*Task material*.
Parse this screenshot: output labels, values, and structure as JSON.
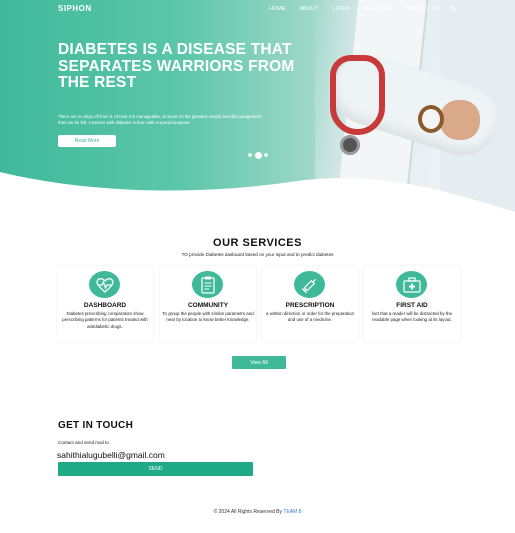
{
  "nav": {
    "brand": "SIPHON",
    "links": [
      "HOME",
      "ABOUT",
      "LOGIN",
      "REGISTER",
      "CONTACT US"
    ],
    "search_icon": "search-icon"
  },
  "hero": {
    "title": "DIABETES IS A DISEASE THAT SEPARATES WARRIORS FROM THE REST",
    "text": "There are no days off from it. At best it is manageable, at worst it's the greatest weight and discouragement that can be felt. A person with diabetes is born with a special purpose.",
    "read_more": "Read More",
    "slider_dots": 3,
    "active_dot": 2
  },
  "services": {
    "title": "OUR SERVICES",
    "subtitle": "TO provide Diabetes dasboard based on your input and to predict diabetes",
    "cards": [
      {
        "icon": "heart-pulse-icon",
        "title": "DASHBOARD",
        "desc": "Diabetes prescribing comparators show prescribing patterns for patients treated with antidiabetic drugs."
      },
      {
        "icon": "clipboard-icon",
        "title": "COMMUNITY",
        "desc": "To group the people with similar parametrs and near by location to know better knowledge."
      },
      {
        "icon": "syringe-icon",
        "title": "PRESCRIPTION",
        "desc": "a written direction or order for the preparation and use of a medicine."
      },
      {
        "icon": "first-aid-kit-icon",
        "title": "FIRST AID",
        "desc": "fact that a reader will be distracted by the readable page when looking at its layout."
      }
    ],
    "view_all": "View All"
  },
  "contact": {
    "title": "GET IN TOUCH",
    "subtitle": "Contact and send mail to",
    "email": "sahithialugubelli@gmail.com",
    "send": "SEND"
  },
  "footer": {
    "text": "© 2024 All Rights Reserved By",
    "link": "TEAM 8"
  },
  "colors": {
    "accent": "#3fb99a",
    "send_button": "#1ea987",
    "footer_link": "#3a7bd5"
  }
}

*Task goal*. Could you transcribe the records above exactly, leaving out any pictures?

*Solution*.
Parse this screenshot: output labels, values, and structure as JSON.
{
  "nav": {
    "brand": "SIPHON",
    "links": [
      "HOME",
      "ABOUT",
      "LOGIN",
      "REGISTER",
      "CONTACT US"
    ],
    "search_icon": "search-icon"
  },
  "hero": {
    "title": "DIABETES IS A DISEASE THAT SEPARATES WARRIORS FROM THE REST",
    "text": "There are no days off from it. At best it is manageable, at worst it's the greatest weight and discouragement that can be felt. A person with diabetes is born with a special purpose.",
    "read_more": "Read More",
    "slider_dots": 3,
    "active_dot": 2
  },
  "services": {
    "title": "OUR SERVICES",
    "subtitle": "TO provide Diabetes dasboard based on your input and to predict diabetes",
    "cards": [
      {
        "icon": "heart-pulse-icon",
        "title": "DASHBOARD",
        "desc": "Diabetes prescribing comparators show prescribing patterns for patients treated with antidiabetic drugs."
      },
      {
        "icon": "clipboard-icon",
        "title": "COMMUNITY",
        "desc": "To group the people with similar parametrs and near by location to know better knowledge."
      },
      {
        "icon": "syringe-icon",
        "title": "PRESCRIPTION",
        "desc": "a written direction or order for the preparation and use of a medicine."
      },
      {
        "icon": "first-aid-kit-icon",
        "title": "FIRST AID",
        "desc": "fact that a reader will be distracted by the readable page when looking at its layout."
      }
    ],
    "view_all": "View All"
  },
  "contact": {
    "title": "GET IN TOUCH",
    "subtitle": "Contact and send mail to",
    "email": "sahithialugubelli@gmail.com",
    "send": "SEND"
  },
  "footer": {
    "text": "© 2024 All Rights Reserved By",
    "link": "TEAM 8"
  },
  "colors": {
    "accent": "#3fb99a",
    "send_button": "#1ea987",
    "footer_link": "#3a7bd5"
  }
}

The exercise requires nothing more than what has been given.